Copy every line that mentions the word "STOP".

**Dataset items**
↓↓↓
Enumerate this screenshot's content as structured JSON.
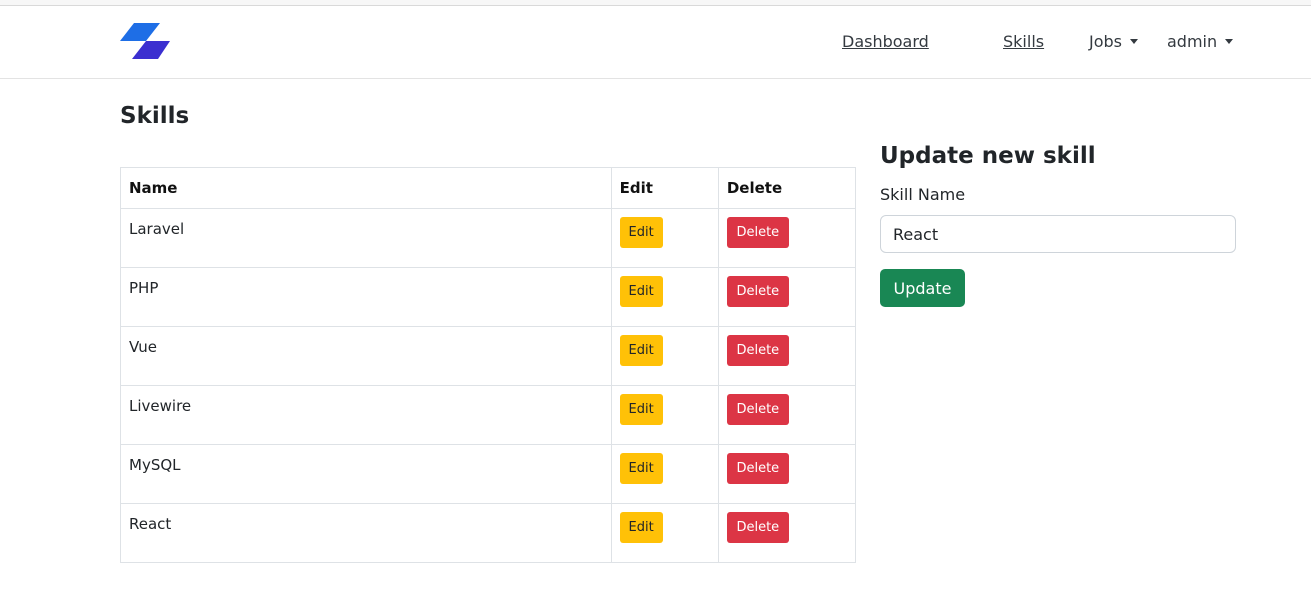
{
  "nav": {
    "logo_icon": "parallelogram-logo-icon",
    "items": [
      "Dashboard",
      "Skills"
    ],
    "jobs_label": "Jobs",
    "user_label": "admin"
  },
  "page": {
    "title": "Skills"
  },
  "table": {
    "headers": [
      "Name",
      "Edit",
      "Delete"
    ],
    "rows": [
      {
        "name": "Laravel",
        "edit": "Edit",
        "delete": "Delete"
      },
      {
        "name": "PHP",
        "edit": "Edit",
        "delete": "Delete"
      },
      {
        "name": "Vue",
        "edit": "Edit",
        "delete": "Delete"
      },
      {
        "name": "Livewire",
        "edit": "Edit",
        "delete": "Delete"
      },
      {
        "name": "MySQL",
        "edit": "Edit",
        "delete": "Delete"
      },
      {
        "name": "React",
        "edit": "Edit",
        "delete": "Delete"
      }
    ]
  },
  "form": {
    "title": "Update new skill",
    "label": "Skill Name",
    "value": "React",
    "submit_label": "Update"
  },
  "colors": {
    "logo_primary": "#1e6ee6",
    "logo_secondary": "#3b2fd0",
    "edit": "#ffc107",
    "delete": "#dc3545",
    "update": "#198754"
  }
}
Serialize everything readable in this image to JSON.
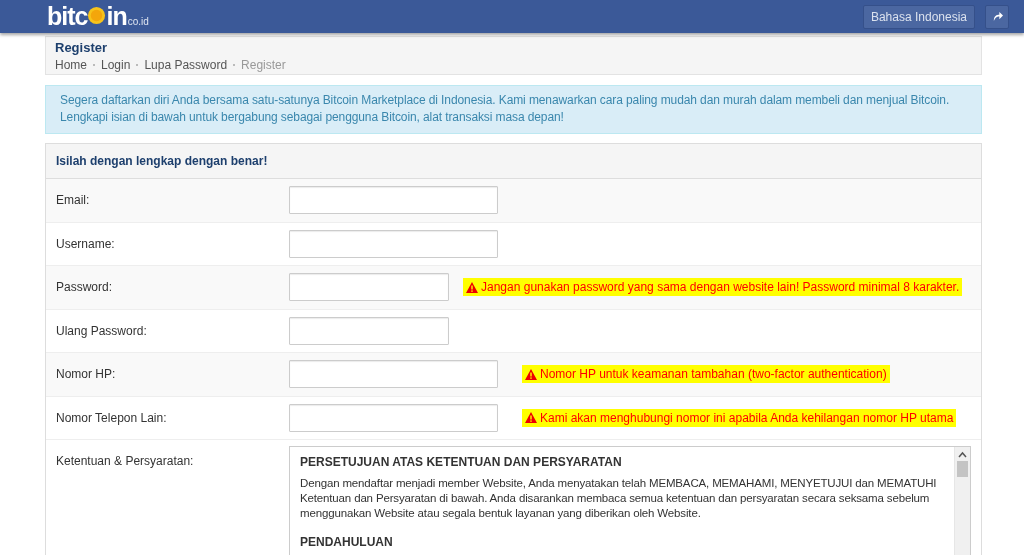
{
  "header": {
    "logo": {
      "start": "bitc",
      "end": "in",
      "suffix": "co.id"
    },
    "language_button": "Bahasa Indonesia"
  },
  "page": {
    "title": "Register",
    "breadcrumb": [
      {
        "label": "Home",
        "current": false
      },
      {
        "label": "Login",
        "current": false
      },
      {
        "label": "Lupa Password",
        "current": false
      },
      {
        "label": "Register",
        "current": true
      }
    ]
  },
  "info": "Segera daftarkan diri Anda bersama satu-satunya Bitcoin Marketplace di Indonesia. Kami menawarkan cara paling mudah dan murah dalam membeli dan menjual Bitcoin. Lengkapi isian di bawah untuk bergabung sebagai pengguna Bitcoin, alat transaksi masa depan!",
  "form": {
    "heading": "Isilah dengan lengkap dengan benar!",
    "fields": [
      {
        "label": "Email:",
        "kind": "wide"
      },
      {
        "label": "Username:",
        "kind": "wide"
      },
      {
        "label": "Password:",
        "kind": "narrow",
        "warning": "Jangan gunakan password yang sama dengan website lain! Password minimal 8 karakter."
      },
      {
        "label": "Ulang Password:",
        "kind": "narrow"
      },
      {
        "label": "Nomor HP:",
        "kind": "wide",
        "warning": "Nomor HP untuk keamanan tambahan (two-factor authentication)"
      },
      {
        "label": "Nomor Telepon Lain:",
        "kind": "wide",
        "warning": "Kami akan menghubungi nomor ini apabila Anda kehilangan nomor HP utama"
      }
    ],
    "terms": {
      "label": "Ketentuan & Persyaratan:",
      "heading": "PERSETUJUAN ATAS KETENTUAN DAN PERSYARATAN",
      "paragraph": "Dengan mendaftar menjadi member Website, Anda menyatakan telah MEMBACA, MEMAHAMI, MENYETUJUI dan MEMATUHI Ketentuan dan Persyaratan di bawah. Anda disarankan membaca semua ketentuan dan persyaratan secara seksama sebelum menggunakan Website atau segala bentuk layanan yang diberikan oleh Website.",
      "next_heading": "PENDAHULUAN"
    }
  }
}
↑↑↑
↓↓↓
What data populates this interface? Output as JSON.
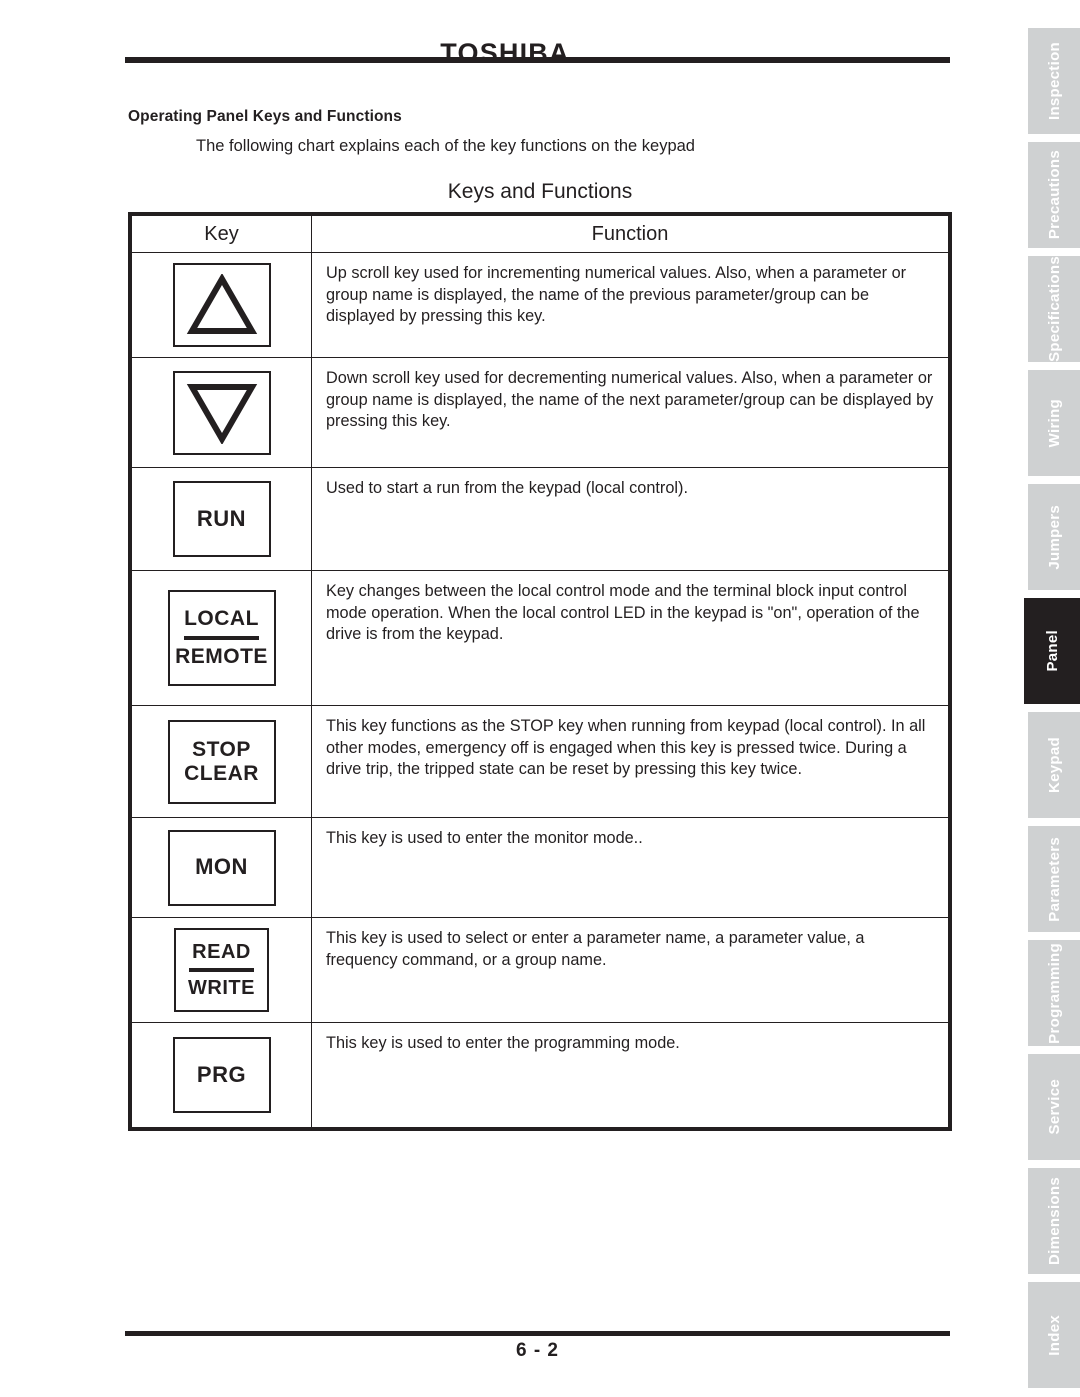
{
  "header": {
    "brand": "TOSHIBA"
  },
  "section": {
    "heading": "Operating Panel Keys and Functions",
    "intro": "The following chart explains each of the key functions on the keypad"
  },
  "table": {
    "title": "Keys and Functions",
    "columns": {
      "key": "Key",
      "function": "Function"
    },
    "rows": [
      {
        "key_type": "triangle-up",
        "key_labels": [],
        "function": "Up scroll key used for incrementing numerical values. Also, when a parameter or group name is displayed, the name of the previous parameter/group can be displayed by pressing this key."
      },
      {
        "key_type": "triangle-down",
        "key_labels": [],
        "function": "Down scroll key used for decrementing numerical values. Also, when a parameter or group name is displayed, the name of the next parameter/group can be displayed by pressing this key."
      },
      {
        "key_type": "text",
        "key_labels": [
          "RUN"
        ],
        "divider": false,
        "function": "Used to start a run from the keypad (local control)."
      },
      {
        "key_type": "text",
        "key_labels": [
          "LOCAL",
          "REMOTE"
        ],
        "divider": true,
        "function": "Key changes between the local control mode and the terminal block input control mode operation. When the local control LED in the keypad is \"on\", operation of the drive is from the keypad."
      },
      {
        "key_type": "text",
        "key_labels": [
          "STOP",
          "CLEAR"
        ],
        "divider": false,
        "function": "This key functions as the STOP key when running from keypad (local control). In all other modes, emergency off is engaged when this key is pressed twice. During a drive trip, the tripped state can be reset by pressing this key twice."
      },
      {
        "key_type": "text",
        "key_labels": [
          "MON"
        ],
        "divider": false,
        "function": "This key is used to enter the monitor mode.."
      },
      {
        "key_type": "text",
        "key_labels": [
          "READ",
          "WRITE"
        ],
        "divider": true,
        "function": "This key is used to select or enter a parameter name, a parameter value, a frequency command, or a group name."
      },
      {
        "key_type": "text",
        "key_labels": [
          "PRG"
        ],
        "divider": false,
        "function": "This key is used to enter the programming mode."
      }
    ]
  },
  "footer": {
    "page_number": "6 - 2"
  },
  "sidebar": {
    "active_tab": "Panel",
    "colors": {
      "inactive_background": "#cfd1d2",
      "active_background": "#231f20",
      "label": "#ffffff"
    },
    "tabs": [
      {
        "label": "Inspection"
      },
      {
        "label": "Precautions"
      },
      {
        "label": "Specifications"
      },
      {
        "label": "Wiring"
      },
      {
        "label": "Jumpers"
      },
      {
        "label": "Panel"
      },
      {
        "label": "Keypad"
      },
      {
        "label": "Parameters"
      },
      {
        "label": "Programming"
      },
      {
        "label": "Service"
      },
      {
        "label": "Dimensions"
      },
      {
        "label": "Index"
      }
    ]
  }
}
↑↑↑
**RESULT OF THE EXERCISE**
          "STOP",
        "function": "This key functions as the STOP key when running from keypad (local control). In all other modes, emergency off is engaged when this key is pressed twice. During a drive trip, the tripped state can be reset by pressing this key twice."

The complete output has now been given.